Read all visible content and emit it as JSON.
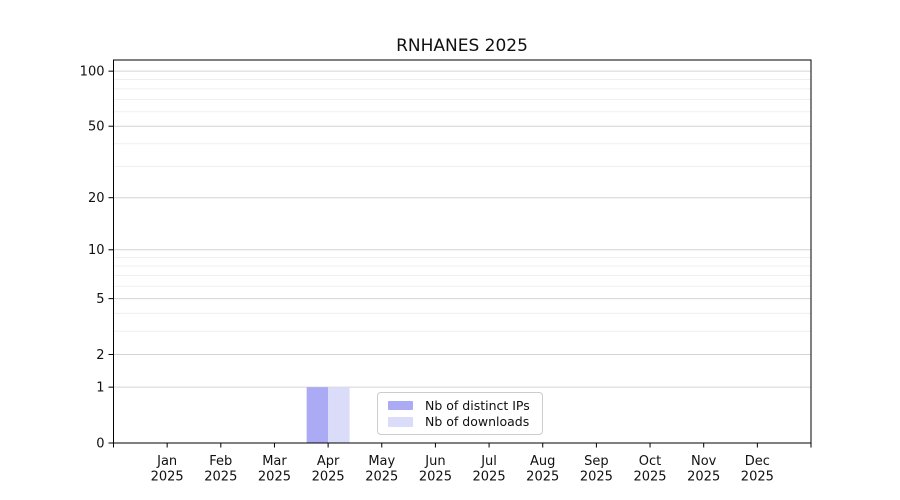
{
  "chart_data": {
    "type": "bar",
    "title": "RNHANES 2025",
    "categories": [
      {
        "month": "Jan",
        "year": "2025"
      },
      {
        "month": "Feb",
        "year": "2025"
      },
      {
        "month": "Mar",
        "year": "2025"
      },
      {
        "month": "Apr",
        "year": "2025"
      },
      {
        "month": "May",
        "year": "2025"
      },
      {
        "month": "Jun",
        "year": "2025"
      },
      {
        "month": "Jul",
        "year": "2025"
      },
      {
        "month": "Aug",
        "year": "2025"
      },
      {
        "month": "Sep",
        "year": "2025"
      },
      {
        "month": "Oct",
        "year": "2025"
      },
      {
        "month": "Nov",
        "year": "2025"
      },
      {
        "month": "Dec",
        "year": "2025"
      }
    ],
    "series": [
      {
        "name": "Nb of distinct IPs",
        "color": "#abaaf5",
        "values": [
          0,
          0,
          0,
          1,
          0,
          0,
          0,
          0,
          0,
          0,
          0,
          0
        ]
      },
      {
        "name": "Nb of downloads",
        "color": "#dbdbfa",
        "values": [
          0,
          0,
          0,
          1,
          0,
          0,
          0,
          0,
          0,
          0,
          0,
          0
        ]
      }
    ],
    "xlabel": "",
    "ylabel": "",
    "yscale": "log1p",
    "yticks": [
      0,
      1,
      2,
      5,
      10,
      20,
      50,
      100
    ],
    "yticks_minor": [
      3,
      4,
      6,
      7,
      8,
      9,
      30,
      40,
      60,
      70,
      80,
      90
    ],
    "ylim": [
      0,
      115
    ],
    "xlim": [
      0,
      13
    ],
    "grid": true,
    "legend_position": "inside-bottom-center"
  },
  "colors": {
    "grid_major": "#d4d4d4",
    "grid_minor": "#efefef",
    "spine": "#000000",
    "tick": "#000000",
    "text": "#111111",
    "legend_border": "#cccccc"
  }
}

### What is required
Can you repeat every record above exactly, apart from the pictures?

### Expected answer
Read all visible content and emit it as JSON.
{
  "chart_data": {
    "type": "bar",
    "title": "RNHANES 2025",
    "categories": [
      {
        "month": "Jan",
        "year": "2025"
      },
      {
        "month": "Feb",
        "year": "2025"
      },
      {
        "month": "Mar",
        "year": "2025"
      },
      {
        "month": "Apr",
        "year": "2025"
      },
      {
        "month": "May",
        "year": "2025"
      },
      {
        "month": "Jun",
        "year": "2025"
      },
      {
        "month": "Jul",
        "year": "2025"
      },
      {
        "month": "Aug",
        "year": "2025"
      },
      {
        "month": "Sep",
        "year": "2025"
      },
      {
        "month": "Oct",
        "year": "2025"
      },
      {
        "month": "Nov",
        "year": "2025"
      },
      {
        "month": "Dec",
        "year": "2025"
      }
    ],
    "series": [
      {
        "name": "Nb of distinct IPs",
        "color": "#abaaf5",
        "values": [
          0,
          0,
          0,
          1,
          0,
          0,
          0,
          0,
          0,
          0,
          0,
          0
        ]
      },
      {
        "name": "Nb of downloads",
        "color": "#dbdbfa",
        "values": [
          0,
          0,
          0,
          1,
          0,
          0,
          0,
          0,
          0,
          0,
          0,
          0
        ]
      }
    ],
    "xlabel": "",
    "ylabel": "",
    "yscale": "log1p",
    "yticks": [
      0,
      1,
      2,
      5,
      10,
      20,
      50,
      100
    ],
    "yticks_minor": [
      3,
      4,
      6,
      7,
      8,
      9,
      30,
      40,
      60,
      70,
      80,
      90
    ],
    "ylim": [
      0,
      115
    ],
    "xlim": [
      0,
      13
    ],
    "grid": true,
    "legend_position": "inside-bottom-center"
  },
  "colors": {
    "grid_major": "#d4d4d4",
    "grid_minor": "#efefef",
    "spine": "#000000",
    "tick": "#000000",
    "text": "#111111",
    "legend_border": "#cccccc"
  }
}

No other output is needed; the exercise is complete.